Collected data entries

>> Start

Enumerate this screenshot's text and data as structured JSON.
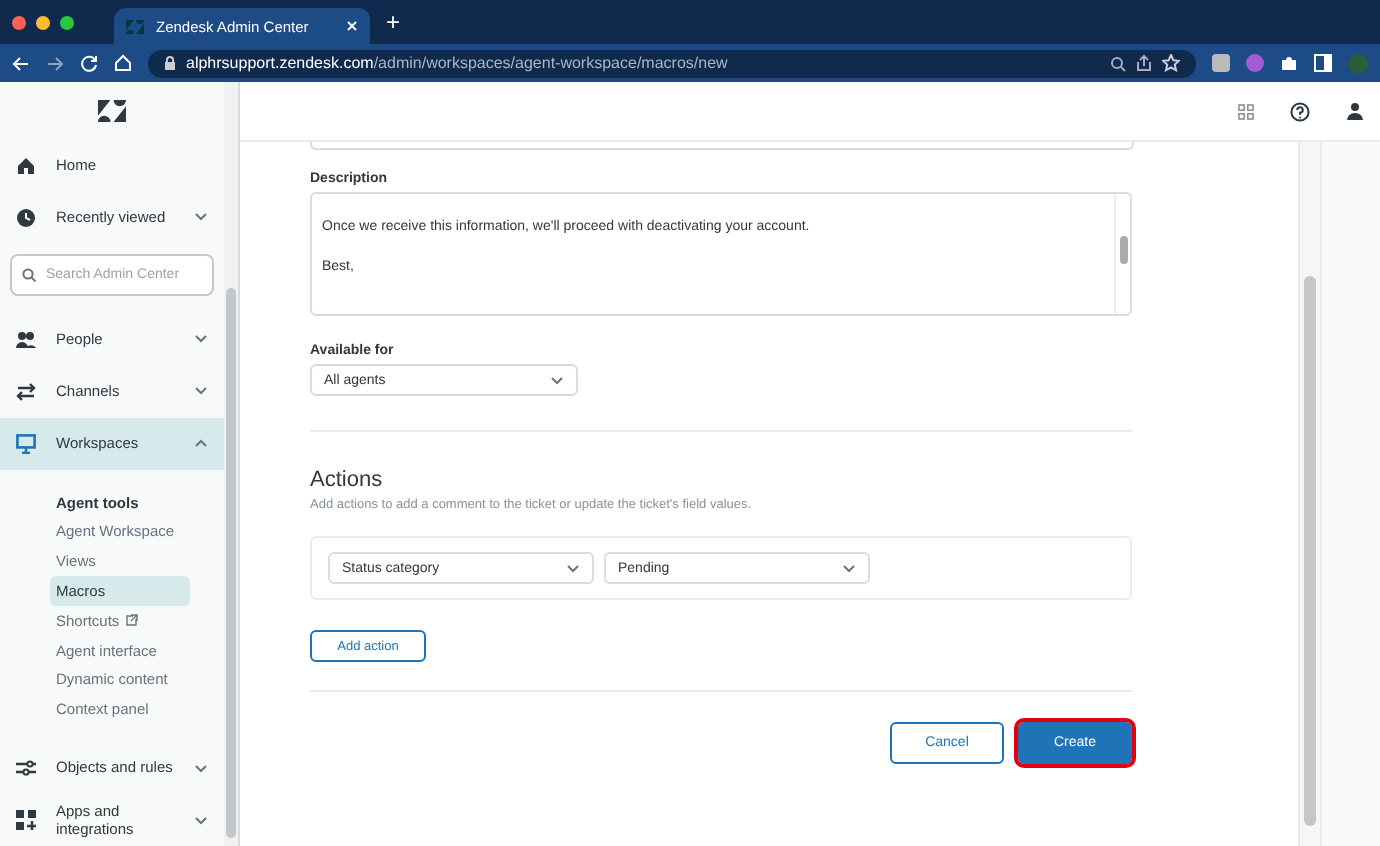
{
  "browser": {
    "tab_title": "Zendesk Admin Center",
    "new_tab": "+",
    "url_host": "alphrsupport.zendesk.com",
    "url_path": "/admin/workspaces/agent-workspace/macros/new"
  },
  "sidebar": {
    "search": {
      "placeholder": "Search Admin Center"
    },
    "top_items": [
      {
        "label": "Home",
        "expandable": false
      },
      {
        "label": "Recently viewed",
        "expandable": true,
        "expanded": false
      }
    ],
    "items": [
      {
        "label": "People",
        "expandable": true,
        "expanded": false,
        "selected": false
      },
      {
        "label": "Channels",
        "expandable": true,
        "expanded": false,
        "selected": false
      },
      {
        "label": "Workspaces",
        "expandable": true,
        "expanded": true,
        "selected": true
      }
    ],
    "sub_heading": "Agent tools",
    "sub_items": [
      {
        "label": "Agent Workspace",
        "selected": false,
        "external": false
      },
      {
        "label": "Views",
        "selected": false,
        "external": false
      },
      {
        "label": "Macros",
        "selected": true,
        "external": false
      },
      {
        "label": "Shortcuts",
        "selected": false,
        "external": true
      },
      {
        "label": "Agent interface",
        "selected": false,
        "external": false
      },
      {
        "label": "Dynamic content",
        "selected": false,
        "external": false
      },
      {
        "label": "Context panel",
        "selected": false,
        "external": false
      }
    ],
    "bottom_items": [
      {
        "label": "Objects and rules",
        "expandable": true,
        "expanded": false
      },
      {
        "label": "Apps and integrations",
        "expandable": true,
        "expanded": false
      }
    ]
  },
  "form": {
    "description": {
      "label": "Description",
      "lines": [
        "Once we receive this information, we'll proceed with deactivating your account.",
        "Best,"
      ]
    },
    "available_for": {
      "label": "Available for",
      "value": "All agents"
    },
    "actions": {
      "heading": "Actions",
      "hint": "Add actions to add a comment to the ticket or update the ticket's field values.",
      "rows": [
        {
          "field": "Status category",
          "value": "Pending"
        }
      ],
      "add_button": "Add action"
    },
    "buttons": [
      {
        "label": "Cancel",
        "kind": "secondary",
        "highlighted": false
      },
      {
        "label": "Create",
        "kind": "primary",
        "highlighted": true
      }
    ]
  }
}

>> End

Go through the listing above and quote it exactly, apart from its images.

Enumerate this screenshot's text and data as structured JSON.
{
  "browser": {
    "tab_title": "Zendesk Admin Center",
    "new_tab": "+",
    "url_host": "alphrsupport.zendesk.com",
    "url_path": "/admin/workspaces/agent-workspace/macros/new"
  },
  "sidebar": {
    "search": {
      "placeholder": "Search Admin Center"
    },
    "top_items": [
      {
        "label": "Home",
        "expandable": false
      },
      {
        "label": "Recently viewed",
        "expandable": true,
        "expanded": false
      }
    ],
    "items": [
      {
        "label": "People",
        "expandable": true,
        "expanded": false,
        "selected": false
      },
      {
        "label": "Channels",
        "expandable": true,
        "expanded": false,
        "selected": false
      },
      {
        "label": "Workspaces",
        "expandable": true,
        "expanded": true,
        "selected": true
      }
    ],
    "sub_heading": "Agent tools",
    "sub_items": [
      {
        "label": "Agent Workspace",
        "selected": false,
        "external": false
      },
      {
        "label": "Views",
        "selected": false,
        "external": false
      },
      {
        "label": "Macros",
        "selected": true,
        "external": false
      },
      {
        "label": "Shortcuts",
        "selected": false,
        "external": true
      },
      {
        "label": "Agent interface",
        "selected": false,
        "external": false
      },
      {
        "label": "Dynamic content",
        "selected": false,
        "external": false
      },
      {
        "label": "Context panel",
        "selected": false,
        "external": false
      }
    ],
    "bottom_items": [
      {
        "label": "Objects and rules",
        "expandable": true,
        "expanded": false
      },
      {
        "label": "Apps and integrations",
        "expandable": true,
        "expanded": false
      }
    ]
  },
  "form": {
    "description": {
      "label": "Description",
      "lines": [
        "Once we receive this information, we'll proceed with deactivating your account.",
        "Best,"
      ]
    },
    "available_for": {
      "label": "Available for",
      "value": "All agents"
    },
    "actions": {
      "heading": "Actions",
      "hint": "Add actions to add a comment to the ticket or update the ticket's field values.",
      "rows": [
        {
          "field": "Status category",
          "value": "Pending"
        }
      ],
      "add_button": "Add action"
    },
    "buttons": [
      {
        "label": "Cancel",
        "kind": "secondary",
        "highlighted": false
      },
      {
        "label": "Create",
        "kind": "primary",
        "highlighted": true
      }
    ]
  }
}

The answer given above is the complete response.